Reproduce each of the lines word for word.

══ Given information ══

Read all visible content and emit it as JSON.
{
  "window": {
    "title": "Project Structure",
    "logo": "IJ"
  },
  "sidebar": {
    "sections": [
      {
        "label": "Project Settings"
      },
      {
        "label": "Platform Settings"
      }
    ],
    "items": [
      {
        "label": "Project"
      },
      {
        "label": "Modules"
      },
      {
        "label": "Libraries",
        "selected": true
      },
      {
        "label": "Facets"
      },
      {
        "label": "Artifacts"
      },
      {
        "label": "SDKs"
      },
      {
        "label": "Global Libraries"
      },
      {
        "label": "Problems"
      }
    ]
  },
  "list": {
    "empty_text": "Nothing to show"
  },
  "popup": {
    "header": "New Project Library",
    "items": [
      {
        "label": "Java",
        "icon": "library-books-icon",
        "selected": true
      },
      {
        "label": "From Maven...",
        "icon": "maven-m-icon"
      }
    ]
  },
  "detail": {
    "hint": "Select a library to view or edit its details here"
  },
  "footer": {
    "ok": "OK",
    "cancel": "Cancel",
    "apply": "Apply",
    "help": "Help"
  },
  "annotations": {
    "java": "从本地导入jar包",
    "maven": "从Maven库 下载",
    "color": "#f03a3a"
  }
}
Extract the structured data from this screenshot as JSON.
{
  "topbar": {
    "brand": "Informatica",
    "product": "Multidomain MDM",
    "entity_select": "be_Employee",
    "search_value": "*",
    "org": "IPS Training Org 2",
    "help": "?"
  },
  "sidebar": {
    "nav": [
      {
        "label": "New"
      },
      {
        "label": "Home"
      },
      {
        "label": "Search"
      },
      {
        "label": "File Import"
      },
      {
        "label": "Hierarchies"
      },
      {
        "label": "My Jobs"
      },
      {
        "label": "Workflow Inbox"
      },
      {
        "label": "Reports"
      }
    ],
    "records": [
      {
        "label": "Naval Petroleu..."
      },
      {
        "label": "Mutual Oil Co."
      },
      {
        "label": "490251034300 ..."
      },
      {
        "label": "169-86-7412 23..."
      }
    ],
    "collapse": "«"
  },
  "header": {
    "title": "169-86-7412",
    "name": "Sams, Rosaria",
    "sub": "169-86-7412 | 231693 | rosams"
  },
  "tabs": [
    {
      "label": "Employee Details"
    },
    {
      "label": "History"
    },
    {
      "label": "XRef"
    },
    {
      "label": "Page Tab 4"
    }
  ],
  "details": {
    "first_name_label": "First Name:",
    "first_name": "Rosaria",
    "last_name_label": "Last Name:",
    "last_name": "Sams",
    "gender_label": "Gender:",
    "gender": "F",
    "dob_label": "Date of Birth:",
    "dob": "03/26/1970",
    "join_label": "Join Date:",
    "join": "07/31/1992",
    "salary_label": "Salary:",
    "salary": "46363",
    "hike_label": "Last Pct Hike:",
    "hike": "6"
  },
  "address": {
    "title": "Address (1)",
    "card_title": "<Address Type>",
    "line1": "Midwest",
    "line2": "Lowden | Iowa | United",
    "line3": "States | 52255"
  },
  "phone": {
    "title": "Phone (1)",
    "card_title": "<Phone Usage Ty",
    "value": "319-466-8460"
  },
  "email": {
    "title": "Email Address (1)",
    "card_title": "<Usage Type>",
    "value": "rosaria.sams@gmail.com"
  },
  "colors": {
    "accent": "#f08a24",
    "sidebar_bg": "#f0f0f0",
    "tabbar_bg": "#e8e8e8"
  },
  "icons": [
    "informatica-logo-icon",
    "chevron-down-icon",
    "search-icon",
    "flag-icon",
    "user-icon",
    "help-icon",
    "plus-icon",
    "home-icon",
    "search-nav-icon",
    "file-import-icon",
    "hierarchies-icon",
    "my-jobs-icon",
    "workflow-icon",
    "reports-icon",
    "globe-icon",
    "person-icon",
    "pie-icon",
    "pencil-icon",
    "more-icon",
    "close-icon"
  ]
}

═══

= Response to this exercise =
Read all visible content and emit it as JSON.
{
  "window": {
    "title": "Project Structure",
    "logo": "IJ"
  },
  "sidebar": {
    "sections": [
      {
        "label": "Project Settings"
      },
      {
        "label": "Platform Settings"
      }
    ],
    "items": [
      {
        "label": "Project"
      },
      {
        "label": "Modules"
      },
      {
        "label": "Libraries",
        "selected": true
      },
      {
        "label": "Facets"
      },
      {
        "label": "Artifacts"
      },
      {
        "label": "SDKs"
      },
      {
        "label": "Global Libraries"
      },
      {
        "label": "Problems"
      }
    ]
  },
  "list": {
    "empty_text": "Nothing to show"
  },
  "popup": {
    "header": "New Project Library",
    "items": [
      {
        "label": "Java",
        "icon": "library-books-icon",
        "selected": true
      },
      {
        "label": "From Maven...",
        "icon": "maven-m-icon"
      }
    ]
  },
  "detail": {
    "hint": "Select a library to view or edit its details here"
  },
  "footer": {
    "ok": "OK",
    "cancel": "Cancel",
    "apply": "Apply",
    "help": "Help"
  },
  "annotations": {
    "java": "从本地导入jar包",
    "maven": "从Maven库 下载",
    "color": "#f03a3a"
  }
}
Extract the structured data from this screenshot as JSON.
{
  "topbar": {
    "brand": "Informatica",
    "product": "Multidomain MDM",
    "entity_select": "be_Employee",
    "search_value": "*",
    "org": "IPS Training Org 2",
    "help": "?"
  },
  "sidebar": {
    "nav": [
      {
        "label": "New"
      },
      {
        "label": "Home"
      },
      {
        "label": "Search"
      },
      {
        "label": "File Import"
      },
      {
        "label": "Hierarchies"
      },
      {
        "label": "My Jobs"
      },
      {
        "label": "Workflow Inbox"
      },
      {
        "label": "Reports"
      }
    ],
    "records": [
      {
        "label": "Naval Petroleu..."
      },
      {
        "label": "Mutual Oil Co."
      },
      {
        "label": "490251034300 ..."
      },
      {
        "label": "169-86-7412 23..."
      }
    ],
    "collapse": "«"
  },
  "header": {
    "title": "169-86-7412",
    "name": "Sams, Rosaria",
    "sub": "169-86-7412 | 231693 | rosams"
  },
  "tabs": [
    {
      "label": "Employee Details"
    },
    {
      "label": "History"
    },
    {
      "label": "XRef"
    },
    {
      "label": "Page Tab 4"
    }
  ],
  "details": {
    "first_name_label": "First Name:",
    "first_name": "Rosaria",
    "last_name_label": "Last Name:",
    "last_name": "Sams",
    "gender_label": "Gender:",
    "gender": "F",
    "dob_label": "Date of Birth:",
    "dob": "03/26/1970",
    "join_label": "Join Date:",
    "join": "07/31/1992",
    "salary_label": "Salary:",
    "salary": "46363",
    "hike_label": "Last Pct Hike:",
    "hike": "6"
  },
  "address": {
    "title": "Address (1)",
    "card_title": "<Address Type>",
    "line1": "Midwest",
    "line2": "Lowden | Iowa | United",
    "line3": "States | 52255"
  },
  "phone": {
    "title": "Phone (1)",
    "card_title": "<Phone Usage Ty",
    "value": "319-466-8460"
  },
  "email": {
    "title": "Email Address (1)",
    "card_title": "<Usage Type>",
    "value": "rosaria.sams@gmail.com"
  },
  "colors": {
    "accent": "#f08a24",
    "sidebar_bg": "#f0f0f0",
    "tabbar_bg": "#e8e8e8"
  },
  "icons": [
    "informatica-logo-icon",
    "chevron-down-icon",
    "search-icon",
    "flag-icon",
    "user-icon",
    "help-icon",
    "plus-icon",
    "home-icon",
    "search-nav-icon",
    "file-import-icon",
    "hierarchies-icon",
    "my-jobs-icon",
    "workflow-icon",
    "reports-icon",
    "globe-icon",
    "person-icon",
    "pie-icon",
    "pencil-icon",
    "more-icon",
    "close-icon"
  ]
}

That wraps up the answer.